**EXCERPTED PASSAGE**
The title sounds like something from the old Perry Mason TV show, but it is actually the name of a book. The book is fairly famous, at least in Parkinson circles, because it tells a bizarre story that led to major breakthroughs in PD research. J. William Langston, MD, wrote the book way back in 1995, along with science journalist Jon Palfreman.
The bizarre story in a nutshell : in 1982 in the Bay Area, Dr. Langston, a neurologist, encountered six patients totally frozen – couldn’t move, couldn’t talk. No one knew what to make of them – they had received diagnoses like catatonia or hysterical paralysis. Eventually, Dr. Langston recognized their symptoms fit advanced Parkinson’s – an incredible diagnosis since no one progresses to advanced PD overnight and PD rarely impacts people in their 20s (like these patients). However, this PD diagnosis was confirmed when Dr. Langston prescribed L-Dopa (artifical dopamine) and his patients magically “unfroze”.

**ACTIONS TO TAKE**
• A. From the passage about the Parkinson's book, reproduce verbatim the part that opens with the words "The title sounds" and closes with "journalist Jon Palfreman.".
• B. According to the passage about the Parkinson's book, in what year did Dr. Langston encounter the six frozen patients?
• C. Continue the passage about the Parkinson's book from where it stops.

**GIVEN ENTRIES**
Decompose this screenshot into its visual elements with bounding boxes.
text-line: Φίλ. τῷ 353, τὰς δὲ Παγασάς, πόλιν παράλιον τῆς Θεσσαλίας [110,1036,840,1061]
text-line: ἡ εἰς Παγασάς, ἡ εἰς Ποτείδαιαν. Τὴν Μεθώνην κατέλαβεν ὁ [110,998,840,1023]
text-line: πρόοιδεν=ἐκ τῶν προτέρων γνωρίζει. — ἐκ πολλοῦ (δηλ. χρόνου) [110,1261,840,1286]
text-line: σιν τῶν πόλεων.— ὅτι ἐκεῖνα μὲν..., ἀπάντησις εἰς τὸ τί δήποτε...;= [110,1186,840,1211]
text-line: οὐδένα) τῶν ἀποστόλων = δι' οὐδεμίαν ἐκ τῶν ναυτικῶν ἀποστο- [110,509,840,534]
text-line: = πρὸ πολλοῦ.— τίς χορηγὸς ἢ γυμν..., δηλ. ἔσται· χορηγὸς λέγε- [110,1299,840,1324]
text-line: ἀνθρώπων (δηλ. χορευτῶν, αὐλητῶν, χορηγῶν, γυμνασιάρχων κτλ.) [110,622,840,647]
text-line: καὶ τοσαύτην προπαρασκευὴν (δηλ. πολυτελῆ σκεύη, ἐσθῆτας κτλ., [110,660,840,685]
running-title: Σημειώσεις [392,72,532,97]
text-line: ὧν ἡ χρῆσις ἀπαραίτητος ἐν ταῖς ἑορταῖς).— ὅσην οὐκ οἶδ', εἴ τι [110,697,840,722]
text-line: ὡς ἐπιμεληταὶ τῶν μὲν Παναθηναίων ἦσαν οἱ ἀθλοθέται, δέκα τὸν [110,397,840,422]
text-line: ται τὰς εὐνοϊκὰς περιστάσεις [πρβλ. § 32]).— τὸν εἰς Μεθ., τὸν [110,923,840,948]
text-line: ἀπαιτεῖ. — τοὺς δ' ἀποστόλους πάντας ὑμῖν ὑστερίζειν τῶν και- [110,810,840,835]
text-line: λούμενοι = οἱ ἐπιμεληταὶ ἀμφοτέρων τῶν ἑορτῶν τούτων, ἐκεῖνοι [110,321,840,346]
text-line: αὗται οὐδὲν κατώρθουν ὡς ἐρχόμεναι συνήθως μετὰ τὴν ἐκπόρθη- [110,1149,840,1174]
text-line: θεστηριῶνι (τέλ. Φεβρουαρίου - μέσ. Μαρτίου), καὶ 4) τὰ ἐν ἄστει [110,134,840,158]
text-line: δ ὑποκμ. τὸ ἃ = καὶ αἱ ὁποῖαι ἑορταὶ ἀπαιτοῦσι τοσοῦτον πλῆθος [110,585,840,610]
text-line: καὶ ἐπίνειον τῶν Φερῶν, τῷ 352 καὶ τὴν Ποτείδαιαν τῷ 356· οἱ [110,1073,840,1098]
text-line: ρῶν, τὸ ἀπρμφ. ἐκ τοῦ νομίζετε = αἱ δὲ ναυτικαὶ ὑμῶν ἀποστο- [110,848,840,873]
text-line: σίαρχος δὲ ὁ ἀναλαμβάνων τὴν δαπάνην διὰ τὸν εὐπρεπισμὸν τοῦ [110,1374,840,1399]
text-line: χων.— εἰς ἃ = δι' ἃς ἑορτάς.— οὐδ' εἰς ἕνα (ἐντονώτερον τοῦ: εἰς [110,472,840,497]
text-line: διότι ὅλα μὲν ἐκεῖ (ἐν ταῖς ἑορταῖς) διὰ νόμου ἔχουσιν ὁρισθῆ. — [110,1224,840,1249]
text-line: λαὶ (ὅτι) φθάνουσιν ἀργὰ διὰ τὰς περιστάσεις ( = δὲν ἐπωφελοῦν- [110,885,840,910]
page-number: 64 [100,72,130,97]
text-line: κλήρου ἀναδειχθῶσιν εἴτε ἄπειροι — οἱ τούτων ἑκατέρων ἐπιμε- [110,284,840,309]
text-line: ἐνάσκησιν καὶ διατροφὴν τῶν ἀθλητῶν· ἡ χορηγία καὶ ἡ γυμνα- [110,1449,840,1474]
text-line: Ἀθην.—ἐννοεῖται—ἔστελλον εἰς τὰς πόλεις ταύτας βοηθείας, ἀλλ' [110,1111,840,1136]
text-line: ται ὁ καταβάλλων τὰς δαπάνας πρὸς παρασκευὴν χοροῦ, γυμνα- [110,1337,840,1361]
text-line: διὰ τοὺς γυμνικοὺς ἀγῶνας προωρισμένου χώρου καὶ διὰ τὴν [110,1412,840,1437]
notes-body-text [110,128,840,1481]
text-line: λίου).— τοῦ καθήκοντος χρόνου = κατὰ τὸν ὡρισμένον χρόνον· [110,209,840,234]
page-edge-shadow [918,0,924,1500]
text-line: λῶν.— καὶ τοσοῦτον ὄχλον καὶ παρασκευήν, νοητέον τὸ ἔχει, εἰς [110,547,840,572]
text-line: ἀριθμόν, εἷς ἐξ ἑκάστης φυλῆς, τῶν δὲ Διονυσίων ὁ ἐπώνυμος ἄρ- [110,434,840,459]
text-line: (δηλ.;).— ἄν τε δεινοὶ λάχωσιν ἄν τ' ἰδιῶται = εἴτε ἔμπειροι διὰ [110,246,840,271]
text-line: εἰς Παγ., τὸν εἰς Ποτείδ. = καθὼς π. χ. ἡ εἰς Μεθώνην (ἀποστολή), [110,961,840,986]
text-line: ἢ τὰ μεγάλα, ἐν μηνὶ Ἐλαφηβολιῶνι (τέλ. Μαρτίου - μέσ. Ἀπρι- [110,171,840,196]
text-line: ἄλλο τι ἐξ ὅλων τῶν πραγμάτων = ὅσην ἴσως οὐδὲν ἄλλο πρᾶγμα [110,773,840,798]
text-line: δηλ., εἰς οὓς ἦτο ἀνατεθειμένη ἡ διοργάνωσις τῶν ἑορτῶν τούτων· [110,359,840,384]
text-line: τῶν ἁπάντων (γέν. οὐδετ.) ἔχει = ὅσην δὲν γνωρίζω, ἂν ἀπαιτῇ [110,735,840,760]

**RESPONSES TO THE TASKS**
• A.
The title sounds like something from the old Perry Mason TV show, but it is actually the name of a book. The book is fairly famous, at least in Parkinson circles, because it tells a bizarre story that led to major breakthroughs in PD research. J. William Langston, MD, wrote the book way back in 1995, along with science journalist Jon Palfreman.

• B. 1982

• C.
What did the patients have in common? They were all heroin addicts. After some detective work by Dr. Langston and others, the heroin was analyzed and was found to be not actual heroin (derived from poppies) but a “designer drug” (a manufactured drug that gave the same high as heroin). The refining process for this particular batch had been botched, introducing a toxic contaminant called MPTP. (If you’re feeling particularly geeky, the full chemical name is 1-methyl-4-phenyl-1,2,3,6-tetrahydropyridine.)
So, the bottom line discovery was that MPTP caused accelerated Parkinson’s. This meant that for the first time, PD drugs could be tested on animal models. In nature, only humans get PD. With MPTP, research animals like primates and rats could be “infected” with MPTP to display parkinsonisms. Then researchers could determine the efficacy of the drug being tested to reduce these parkinsonisms.
Lest you get squeamish about animal testing, it is far more ethical and safe to test on animals first before proceeding to human testing. And the drug I take every day (Ropinirole, aka Requip) would not have been possible without animal testing. It’s not a coincidence that MPTP’s causation of parkinsonisms was confirmed in the 1980s (after the frozen addicts event in 1982) and the PD drugs I have used were put on the market in 1997 (Mirapex and Ropinirole).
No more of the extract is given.